Copy out all the records, word for word.

Figure collection entries:
%%
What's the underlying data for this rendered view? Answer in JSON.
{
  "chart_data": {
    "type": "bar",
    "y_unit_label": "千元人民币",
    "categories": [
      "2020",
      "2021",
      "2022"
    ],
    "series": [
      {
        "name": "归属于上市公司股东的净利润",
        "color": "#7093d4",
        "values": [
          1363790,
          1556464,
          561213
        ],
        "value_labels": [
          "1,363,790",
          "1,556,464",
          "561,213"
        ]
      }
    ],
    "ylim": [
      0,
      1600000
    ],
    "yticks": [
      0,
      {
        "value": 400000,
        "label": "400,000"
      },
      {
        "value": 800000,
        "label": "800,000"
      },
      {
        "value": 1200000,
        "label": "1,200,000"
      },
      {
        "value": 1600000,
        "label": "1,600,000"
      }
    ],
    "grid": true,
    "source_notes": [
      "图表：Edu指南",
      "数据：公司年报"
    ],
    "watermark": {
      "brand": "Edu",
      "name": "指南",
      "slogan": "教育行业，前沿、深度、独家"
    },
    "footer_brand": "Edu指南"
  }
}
%%
TASK SOLUTION ::
What's the underlying data for this rendered view? Answer in JSON.
{
  "chart_data": {
    "type": "bar",
    "y_unit_label": "千元人民币",
    "categories": [
      "2020",
      "2021",
      "2022"
    ],
    "series": [
      {
        "name": "归属于上市公司股东的净利润",
        "color": "#7093d4",
        "values": [
          1363790,
          1556464,
          561213
        ],
        "value_labels": [
          "1,363,790",
          "1,556,464",
          "561,213"
        ]
      }
    ],
    "ylim": [
      0,
      1600000
    ],
    "yticks": [
      0,
      {
        "value": 400000,
        "label": "400,000"
      },
      {
        "value": 800000,
        "label": "800,000"
      },
      {
        "value": 1200000,
        "label": "1,200,000"
      },
      {
        "value": 1600000,
        "label": "1,600,000"
      }
    ],
    "grid": true,
    "source_notes": [
      "图表：Edu指南",
      "数据：公司年报"
    ],
    "watermark": {
      "brand": "Edu",
      "name": "指南",
      "slogan": "教育行业，前沿、深度、独家"
    },
    "footer_brand": "Edu指南"
  }
}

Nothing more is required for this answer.